------ Records supplied

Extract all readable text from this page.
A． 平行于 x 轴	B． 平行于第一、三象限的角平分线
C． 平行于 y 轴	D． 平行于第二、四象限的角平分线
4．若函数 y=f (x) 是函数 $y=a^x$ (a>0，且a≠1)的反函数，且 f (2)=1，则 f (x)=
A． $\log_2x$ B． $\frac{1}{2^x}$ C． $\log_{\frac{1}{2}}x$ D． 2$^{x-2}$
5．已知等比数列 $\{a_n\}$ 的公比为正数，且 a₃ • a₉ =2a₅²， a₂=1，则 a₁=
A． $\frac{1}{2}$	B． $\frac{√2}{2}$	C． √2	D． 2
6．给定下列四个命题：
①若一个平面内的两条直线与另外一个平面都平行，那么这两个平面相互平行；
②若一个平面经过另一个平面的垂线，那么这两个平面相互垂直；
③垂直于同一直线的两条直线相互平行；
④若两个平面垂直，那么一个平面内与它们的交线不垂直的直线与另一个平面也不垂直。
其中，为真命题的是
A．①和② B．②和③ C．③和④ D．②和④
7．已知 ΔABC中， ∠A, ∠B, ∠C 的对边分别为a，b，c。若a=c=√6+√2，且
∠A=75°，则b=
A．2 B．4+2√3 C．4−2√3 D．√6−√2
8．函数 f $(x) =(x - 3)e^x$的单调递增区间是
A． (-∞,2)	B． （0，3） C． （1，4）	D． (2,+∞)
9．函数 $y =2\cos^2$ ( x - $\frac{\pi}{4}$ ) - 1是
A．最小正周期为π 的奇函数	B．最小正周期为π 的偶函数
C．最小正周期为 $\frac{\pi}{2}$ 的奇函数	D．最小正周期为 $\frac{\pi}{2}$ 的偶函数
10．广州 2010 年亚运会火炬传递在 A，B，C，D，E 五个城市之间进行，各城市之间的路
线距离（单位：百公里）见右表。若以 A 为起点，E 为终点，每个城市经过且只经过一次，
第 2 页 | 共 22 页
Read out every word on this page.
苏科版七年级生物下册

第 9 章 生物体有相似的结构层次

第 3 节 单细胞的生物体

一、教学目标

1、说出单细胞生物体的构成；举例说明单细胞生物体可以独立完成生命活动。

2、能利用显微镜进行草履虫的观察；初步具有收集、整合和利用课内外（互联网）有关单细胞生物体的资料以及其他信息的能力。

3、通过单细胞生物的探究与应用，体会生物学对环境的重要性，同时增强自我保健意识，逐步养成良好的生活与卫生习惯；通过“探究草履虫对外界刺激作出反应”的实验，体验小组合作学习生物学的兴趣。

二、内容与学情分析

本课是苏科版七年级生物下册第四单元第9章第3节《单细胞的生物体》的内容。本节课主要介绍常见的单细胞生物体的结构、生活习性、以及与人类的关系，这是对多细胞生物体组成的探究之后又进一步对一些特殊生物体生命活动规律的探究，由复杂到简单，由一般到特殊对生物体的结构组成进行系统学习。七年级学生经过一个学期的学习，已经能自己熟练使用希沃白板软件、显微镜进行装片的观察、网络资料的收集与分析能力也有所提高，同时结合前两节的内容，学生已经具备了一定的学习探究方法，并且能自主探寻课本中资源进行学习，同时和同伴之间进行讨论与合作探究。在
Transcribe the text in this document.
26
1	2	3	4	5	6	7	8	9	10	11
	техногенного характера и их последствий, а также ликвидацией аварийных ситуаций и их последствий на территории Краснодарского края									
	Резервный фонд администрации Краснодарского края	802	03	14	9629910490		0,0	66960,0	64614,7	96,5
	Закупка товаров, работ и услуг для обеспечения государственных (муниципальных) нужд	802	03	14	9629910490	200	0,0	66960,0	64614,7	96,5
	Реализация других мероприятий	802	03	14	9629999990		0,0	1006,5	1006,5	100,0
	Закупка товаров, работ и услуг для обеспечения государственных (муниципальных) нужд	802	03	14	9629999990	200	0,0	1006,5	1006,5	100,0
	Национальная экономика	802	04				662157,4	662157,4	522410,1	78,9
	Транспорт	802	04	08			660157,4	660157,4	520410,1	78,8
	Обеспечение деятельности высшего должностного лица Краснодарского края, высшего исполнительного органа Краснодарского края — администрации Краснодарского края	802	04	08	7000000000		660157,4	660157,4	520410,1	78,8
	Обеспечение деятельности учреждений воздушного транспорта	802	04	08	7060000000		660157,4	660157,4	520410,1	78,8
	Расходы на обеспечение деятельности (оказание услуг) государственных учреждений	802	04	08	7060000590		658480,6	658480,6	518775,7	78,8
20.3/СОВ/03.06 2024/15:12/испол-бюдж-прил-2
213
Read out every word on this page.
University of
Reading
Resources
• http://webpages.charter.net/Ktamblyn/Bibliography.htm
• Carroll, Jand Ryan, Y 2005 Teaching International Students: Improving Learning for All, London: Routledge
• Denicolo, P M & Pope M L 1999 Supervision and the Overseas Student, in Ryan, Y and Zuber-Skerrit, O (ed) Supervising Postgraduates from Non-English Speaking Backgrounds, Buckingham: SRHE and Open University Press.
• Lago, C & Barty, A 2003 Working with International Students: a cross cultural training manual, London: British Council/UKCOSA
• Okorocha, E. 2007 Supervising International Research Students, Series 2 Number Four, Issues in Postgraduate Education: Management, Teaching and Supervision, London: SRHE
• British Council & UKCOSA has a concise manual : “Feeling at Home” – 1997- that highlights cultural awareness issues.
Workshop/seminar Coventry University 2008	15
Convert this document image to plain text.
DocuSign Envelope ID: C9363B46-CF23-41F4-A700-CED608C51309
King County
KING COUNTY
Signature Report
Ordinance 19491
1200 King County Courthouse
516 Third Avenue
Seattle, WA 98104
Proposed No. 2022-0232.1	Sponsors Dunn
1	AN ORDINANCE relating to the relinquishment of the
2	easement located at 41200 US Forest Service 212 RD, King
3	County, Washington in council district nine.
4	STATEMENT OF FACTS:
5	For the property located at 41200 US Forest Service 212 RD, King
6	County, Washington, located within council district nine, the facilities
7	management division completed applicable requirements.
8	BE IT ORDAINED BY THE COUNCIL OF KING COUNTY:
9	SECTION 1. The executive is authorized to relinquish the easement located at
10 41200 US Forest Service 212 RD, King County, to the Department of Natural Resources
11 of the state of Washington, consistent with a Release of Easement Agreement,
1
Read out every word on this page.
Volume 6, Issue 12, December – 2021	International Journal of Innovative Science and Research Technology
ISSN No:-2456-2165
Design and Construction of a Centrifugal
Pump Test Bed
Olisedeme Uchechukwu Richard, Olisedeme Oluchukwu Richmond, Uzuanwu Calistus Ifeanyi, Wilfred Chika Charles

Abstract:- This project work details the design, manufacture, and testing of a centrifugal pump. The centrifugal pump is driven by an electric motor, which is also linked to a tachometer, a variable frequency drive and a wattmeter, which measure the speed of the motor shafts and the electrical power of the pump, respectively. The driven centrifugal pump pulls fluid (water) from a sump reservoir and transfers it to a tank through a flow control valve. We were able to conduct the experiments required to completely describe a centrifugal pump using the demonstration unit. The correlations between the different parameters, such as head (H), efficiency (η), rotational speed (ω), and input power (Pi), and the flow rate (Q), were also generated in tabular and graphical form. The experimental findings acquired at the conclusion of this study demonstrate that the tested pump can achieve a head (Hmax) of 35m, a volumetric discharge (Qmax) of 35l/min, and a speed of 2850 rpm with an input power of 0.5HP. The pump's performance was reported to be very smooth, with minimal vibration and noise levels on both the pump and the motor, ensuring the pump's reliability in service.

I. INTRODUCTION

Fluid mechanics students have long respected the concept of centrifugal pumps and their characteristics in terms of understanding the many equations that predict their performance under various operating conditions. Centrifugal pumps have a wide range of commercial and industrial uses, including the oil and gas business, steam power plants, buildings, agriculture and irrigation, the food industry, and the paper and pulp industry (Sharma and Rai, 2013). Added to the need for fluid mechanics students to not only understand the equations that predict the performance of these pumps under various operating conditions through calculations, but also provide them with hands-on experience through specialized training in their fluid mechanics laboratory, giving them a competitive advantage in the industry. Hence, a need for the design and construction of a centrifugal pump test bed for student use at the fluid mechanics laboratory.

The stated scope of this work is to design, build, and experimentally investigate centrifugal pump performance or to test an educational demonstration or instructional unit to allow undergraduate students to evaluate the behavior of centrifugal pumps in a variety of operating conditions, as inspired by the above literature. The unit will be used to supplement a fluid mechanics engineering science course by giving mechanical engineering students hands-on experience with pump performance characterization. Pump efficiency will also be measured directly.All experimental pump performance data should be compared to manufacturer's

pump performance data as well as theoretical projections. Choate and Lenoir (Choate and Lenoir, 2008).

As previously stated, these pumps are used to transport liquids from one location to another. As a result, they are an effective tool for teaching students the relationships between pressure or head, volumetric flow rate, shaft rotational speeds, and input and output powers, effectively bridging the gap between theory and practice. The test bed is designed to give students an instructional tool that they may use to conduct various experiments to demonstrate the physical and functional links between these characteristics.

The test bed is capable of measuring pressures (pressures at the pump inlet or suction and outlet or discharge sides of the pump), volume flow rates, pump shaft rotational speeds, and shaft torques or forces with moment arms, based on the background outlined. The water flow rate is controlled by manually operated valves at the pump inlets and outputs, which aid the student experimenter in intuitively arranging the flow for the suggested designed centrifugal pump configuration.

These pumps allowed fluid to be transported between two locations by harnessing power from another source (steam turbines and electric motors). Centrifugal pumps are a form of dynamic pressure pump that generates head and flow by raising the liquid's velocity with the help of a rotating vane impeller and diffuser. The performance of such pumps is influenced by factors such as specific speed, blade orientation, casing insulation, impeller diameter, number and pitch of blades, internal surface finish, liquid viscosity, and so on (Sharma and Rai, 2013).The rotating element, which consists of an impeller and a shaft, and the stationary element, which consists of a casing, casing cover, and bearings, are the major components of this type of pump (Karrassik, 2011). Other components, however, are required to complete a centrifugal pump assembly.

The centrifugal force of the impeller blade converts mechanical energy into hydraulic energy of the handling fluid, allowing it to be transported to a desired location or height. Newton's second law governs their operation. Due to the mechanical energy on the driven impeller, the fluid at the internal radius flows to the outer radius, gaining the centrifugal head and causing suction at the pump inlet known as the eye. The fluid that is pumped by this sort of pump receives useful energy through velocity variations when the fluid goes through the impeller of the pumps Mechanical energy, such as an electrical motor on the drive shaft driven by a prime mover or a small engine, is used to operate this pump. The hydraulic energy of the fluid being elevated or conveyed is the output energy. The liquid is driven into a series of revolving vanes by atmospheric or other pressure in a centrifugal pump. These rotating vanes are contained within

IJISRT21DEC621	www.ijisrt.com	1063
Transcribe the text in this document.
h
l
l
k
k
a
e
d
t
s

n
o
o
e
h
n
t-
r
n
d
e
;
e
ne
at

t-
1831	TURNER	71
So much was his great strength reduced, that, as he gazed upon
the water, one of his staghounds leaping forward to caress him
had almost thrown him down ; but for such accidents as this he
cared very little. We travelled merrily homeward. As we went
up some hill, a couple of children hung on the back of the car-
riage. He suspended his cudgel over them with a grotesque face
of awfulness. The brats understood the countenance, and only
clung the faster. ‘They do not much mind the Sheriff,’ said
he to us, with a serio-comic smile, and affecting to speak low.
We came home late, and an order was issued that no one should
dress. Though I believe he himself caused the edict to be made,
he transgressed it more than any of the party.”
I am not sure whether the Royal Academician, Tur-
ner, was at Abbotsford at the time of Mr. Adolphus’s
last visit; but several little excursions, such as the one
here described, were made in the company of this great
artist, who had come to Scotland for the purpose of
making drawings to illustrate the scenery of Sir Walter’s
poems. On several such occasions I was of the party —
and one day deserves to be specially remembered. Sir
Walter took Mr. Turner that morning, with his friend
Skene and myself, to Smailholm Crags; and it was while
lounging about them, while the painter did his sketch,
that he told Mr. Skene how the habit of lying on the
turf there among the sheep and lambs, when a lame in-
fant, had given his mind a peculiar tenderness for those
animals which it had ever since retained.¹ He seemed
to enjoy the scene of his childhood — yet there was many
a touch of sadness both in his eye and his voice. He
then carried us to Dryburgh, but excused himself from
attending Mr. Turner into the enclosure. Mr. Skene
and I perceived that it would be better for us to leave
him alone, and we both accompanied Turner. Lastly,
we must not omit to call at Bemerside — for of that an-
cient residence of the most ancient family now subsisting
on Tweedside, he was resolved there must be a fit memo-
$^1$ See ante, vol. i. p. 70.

------------

Work required -
Return all lines containing "little".

Written response -
cared very little. We travelled merrily homeward. As we went
last visit; but several little excursions, such as the one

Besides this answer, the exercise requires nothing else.